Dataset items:
-- begin --

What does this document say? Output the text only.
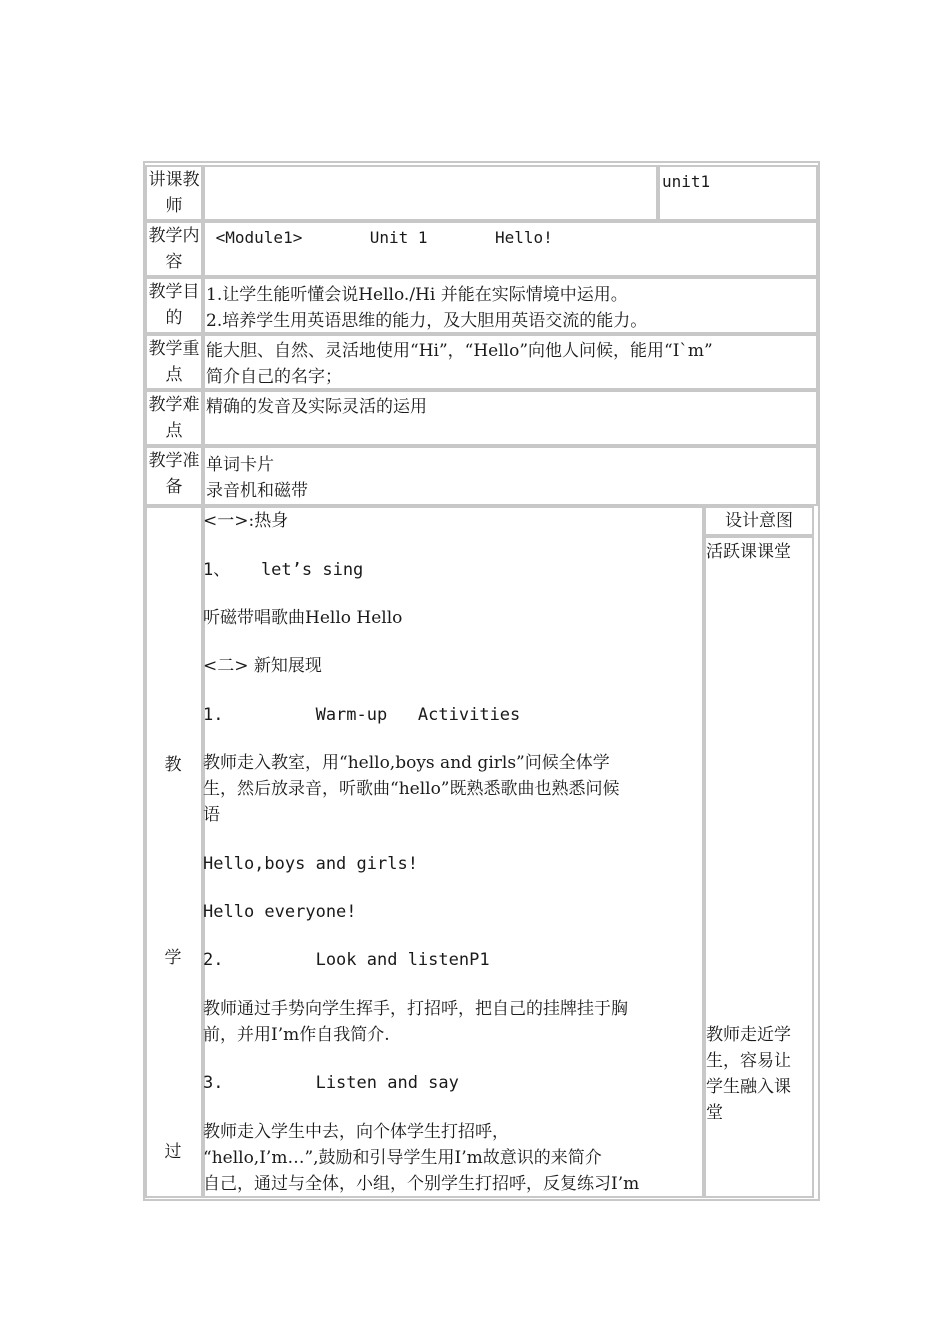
讲课教师
unit1
教学内容
<Module1>       Unit 1       Hello!
教学目的
1.让学生能听懂会说Hello./Hi 并能在实际情境中运用。
2.培养学生用英语思维的能力，及大胆用英语交流的能力。
教学重点
能大胆、自然、灵活地使用“Hi”，“Hello”向他人问候，能用“I`m”
简介自己的名字；
教学难点
精确的发音及实际灵活的运用
教学准备
单词卡片
录音机和磁带
教
学
过
设计意图
活跃课课堂
教师走近学
生，容易让
学生融入课
堂
<一>:热身
1、   let’s sing
听磁带唱歌曲Hello Hello
<二> 新知展现
1.         Warm-up   Activities
教师走入教室，用“hello,boys and girls”问候全体学
生，然后放录音，听歌曲“hello”既熟悉歌曲也熟悉问候
语
Hello,boys and girls!
Hello everyone!
2.         Look and listenP1
教师通过手势向学生挥手，打招呼，把自己的挂牌挂于胸
前，并用I’m作自我简介.
3.         Listen and say
教师走入学生中去，向个体学生打招呼，
“hello,I’m…”,鼓励和引导学生用I’m故意识的来简介
自己，通过与全体，小组，个别学生打招呼，反复练习I’m
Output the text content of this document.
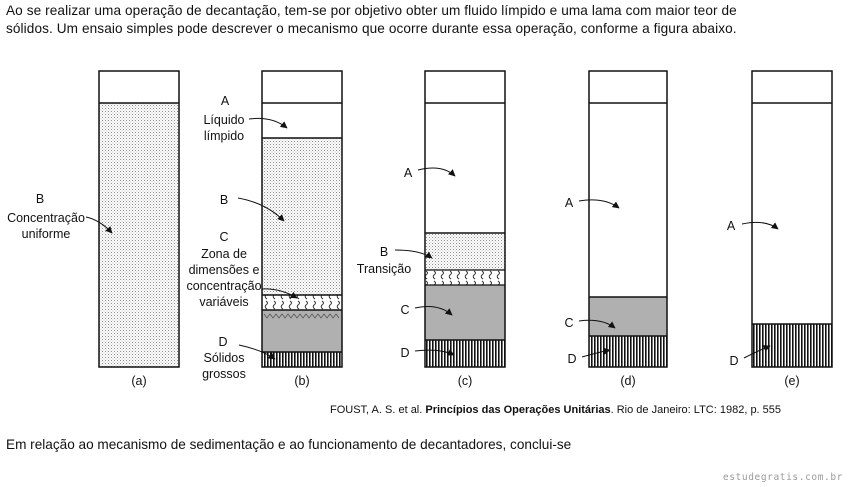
Ao se realizar uma operação de decantação, tem-se por objetivo obter um fluido límpido e uma lama com maior teor de

sólidos. Um ensaio simples pode descrever o mecanismo que ocorre durante essa operação, conforme a figura abaixo.

(a)
B
Concentração
uniforme
(b)
A
Líquido
límpido
B
C
Zona de
dimensões e
concentração
variáveis
D
Sólidos
grossos	(c)
A
B
Transição
C
D
(d)
A
C
D
(e)
A
D
FOUST, A. S. et al. Princípios das Operações Unitárias. Rio de Janeiro: LTC: 1982, p. 555
Em relação ao mecanismo de sedimentação e ao funcionamento de decantadores, conclui-se
estudegratis.com.br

-- end --

- _Written problem_
The listing above must be printed again exactly, minus its pictures.

- _Problem solution_
What does this document say? Output the text only.
讲课教师
unit1
教学内容
<Module1>       Unit 1       Hello!
教学目的
1.让学生能听懂会说Hello./Hi 并能在实际情境中运用。
2.培养学生用英语思维的能力，及大胆用英语交流的能力。
教学重点
能大胆、自然、灵活地使用“Hi”，“Hello”向他人问候，能用“I`m”
简介自己的名字；
教学难点
精确的发音及实际灵活的运用
教学准备
单词卡片
录音机和磁带
教
学
过
设计意图
活跃课课堂
教师走近学
生，容易让
学生融入课
堂
<一>:热身
1、   let’s sing
听磁带唱歌曲Hello Hello
<二> 新知展现
1.         Warm-up   Activities
教师走入教室，用“hello,boys and girls”问候全体学
生，然后放录音，听歌曲“hello”既熟悉歌曲也熟悉问候
语
Hello,boys and girls!
Hello everyone!
2.         Look and listenP1
教师通过手势向学生挥手，打招呼，把自己的挂牌挂于胸
前，并用I’m作自我简介.
3.         Listen and say
教师走入学生中去，向个体学生打招呼，
“hello,I’m…”,鼓励和引导学生用I’m故意识的来简介
自己，通过与全体，小组，个别学生打招呼，反复练习I’m
Output the text content of this document.
Ao se realizar uma operação de decantação, tem-se por objetivo obter um fluido límpido e uma lama com maior teor de

sólidos. Um ensaio simples pode descrever o mecanismo que ocorre durante essa operação, conforme a figura abaixo.

(a)
B
Concentração
uniforme
(b)
A
Líquido
límpido
B
C
Zona de
dimensões e
concentração
variáveis
D
Sólidos
grossos	(c)
A
B
Transição
C
D
(d)
A
C
D
(e)
A
D
FOUST, A. S. et al. Princípios das Operações Unitárias. Rio de Janeiro: LTC: 1982, p. 555
Em relação ao mecanismo de sedimentação e ao funcionamento de decantadores, conclui-se
estudegratis.com.br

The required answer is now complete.